WHAT TO DO:
Each entry must be given again exactly; images do not belong in the copy.
— Start DATA FOR THIS EXERCISE —
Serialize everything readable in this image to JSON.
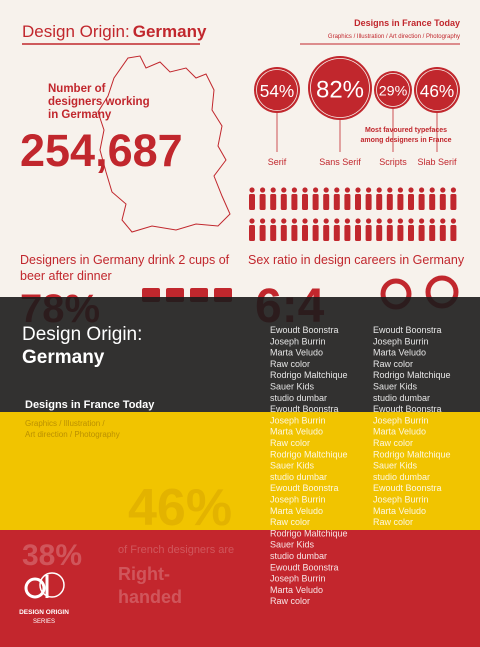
{
  "header": {
    "series_title": "Design Origin:",
    "country": "Germany",
    "book_title": "Designs in France Today",
    "disciplines": "Graphics / Illustration / Art direction / Photography"
  },
  "infographic": {
    "designers_label": [
      "Number of",
      "designers working",
      "in Germany"
    ],
    "designers_count": "254,687",
    "typefaces": [
      {
        "value": "54%",
        "label": "Serif"
      },
      {
        "value": "82%",
        "label": "Sans Serif"
      },
      {
        "value": "29%",
        "label": "Scripts"
      },
      {
        "value": "46%",
        "label": "Slab Serif"
      }
    ],
    "typefaces_caption": [
      "Most favoured typefaces",
      "among designers in France"
    ],
    "beer_caption": [
      "Designers in Germany drink 2 cups of",
      "beer after dinner"
    ],
    "beer_value": "78%",
    "sex_ratio_caption": "Sex ratio in design careers in Germany",
    "sex_ratio": "6:4",
    "faded": [
      "46%",
      "38%",
      "of French designers are",
      "Right-",
      "handed"
    ]
  },
  "cover": {
    "title_line_1": "Design Origin:",
    "title_line_2": "Germany",
    "subtitle": "Designs in France Today",
    "disciplines": [
      "Graphics / Illustration /",
      "Art direction / Photography"
    ]
  },
  "credits": {
    "column_1": [
      "Ewoudt Boonstra",
      "Joseph Burrin",
      "Marta Veludo",
      "Raw color",
      "Rodrigo Maltchique",
      "Sauer Kids",
      "studio dumbar",
      "Ewoudt Boonstra",
      "Joseph Burrin",
      "Marta Veludo",
      "Raw color",
      "Rodrigo Maltchique",
      "Sauer Kids",
      "studio dumbar",
      "Ewoudt Boonstra",
      "Joseph Burrin",
      "Marta Veludo",
      "Raw color",
      "Rodrigo Maltchique",
      "Sauer Kids",
      "studio dumbar",
      "Ewoudt Boonstra",
      "Joseph Burrin",
      "Marta Veludo",
      "Raw color"
    ],
    "column_2": [
      "Ewoudt Boonstra",
      "Joseph Burrin",
      "Marta Veludo",
      "Raw color",
      "Rodrigo Maltchique",
      "Sauer Kids",
      "studio dumbar",
      "Ewoudt Boonstra",
      "Joseph Burrin",
      "Marta Veludo",
      "Raw color",
      "Rodrigo Maltchique",
      "Sauer Kids",
      "studio dumbar",
      "Ewoudt Boonstra",
      "Joseph Burrin",
      "Marta Veludo",
      "Raw color"
    ]
  },
  "logo": {
    "line_1": "DESIGN ORIGIN",
    "line_2": "SERIES"
  }
}
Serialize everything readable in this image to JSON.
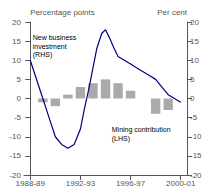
— End DATA FOR THIS EXERCISE —
TASK OUTPUT:
Serialize everything readable in this image to JSON.
{
  "header": {
    "series_title": "Design Origin:",
    "country": "Germany",
    "book_title": "Designs in France Today",
    "disciplines": "Graphics / Illustration / Art direction / Photography"
  },
  "infographic": {
    "designers_label": [
      "Number of",
      "designers working",
      "in Germany"
    ],
    "designers_count": "254,687",
    "typefaces": [
      {
        "value": "54%",
        "label": "Serif"
      },
      {
        "value": "82%",
        "label": "Sans Serif"
      },
      {
        "value": "29%",
        "label": "Scripts"
      },
      {
        "value": "46%",
        "label": "Slab Serif"
      }
    ],
    "typefaces_caption": [
      "Most favoured typefaces",
      "among designers in France"
    ],
    "beer_caption": [
      "Designers in Germany drink 2 cups of",
      "beer after dinner"
    ],
    "beer_value": "78%",
    "sex_ratio_caption": "Sex ratio in design careers in Germany",
    "sex_ratio": "6:4",
    "faded": [
      "46%",
      "38%",
      "of French designers are",
      "Right-",
      "handed"
    ]
  },
  "cover": {
    "title_line_1": "Design Origin:",
    "title_line_2": "Germany",
    "subtitle": "Designs in France Today",
    "disciplines": [
      "Graphics / Illustration /",
      "Art direction / Photography"
    ]
  },
  "credits": {
    "column_1": [
      "Ewoudt Boonstra",
      "Joseph Burrin",
      "Marta Veludo",
      "Raw color",
      "Rodrigo Maltchique",
      "Sauer Kids",
      "studio dumbar",
      "Ewoudt Boonstra",
      "Joseph Burrin",
      "Marta Veludo",
      "Raw color",
      "Rodrigo Maltchique",
      "Sauer Kids",
      "studio dumbar",
      "Ewoudt Boonstra",
      "Joseph Burrin",
      "Marta Veludo",
      "Raw color",
      "Rodrigo Maltchique",
      "Sauer Kids",
      "studio dumbar",
      "Ewoudt Boonstra",
      "Joseph Burrin",
      "Marta Veludo",
      "Raw color"
    ],
    "column_2": [
      "Ewoudt Boonstra",
      "Joseph Burrin",
      "Marta Veludo",
      "Raw color",
      "Rodrigo Maltchique",
      "Sauer Kids",
      "studio dumbar",
      "Ewoudt Boonstra",
      "Joseph Burrin",
      "Marta Veludo",
      "Raw color",
      "Rodrigo Maltchique",
      "Sauer Kids",
      "studio dumbar",
      "Ewoudt Boonstra",
      "Joseph Burrin",
      "Marta Veludo",
      "Raw color"
    ]
  },
  "logo": {
    "line_1": "DESIGN ORIGIN",
    "line_2": "SERIES"
  }
}
Serialize everything readable in this image to JSON.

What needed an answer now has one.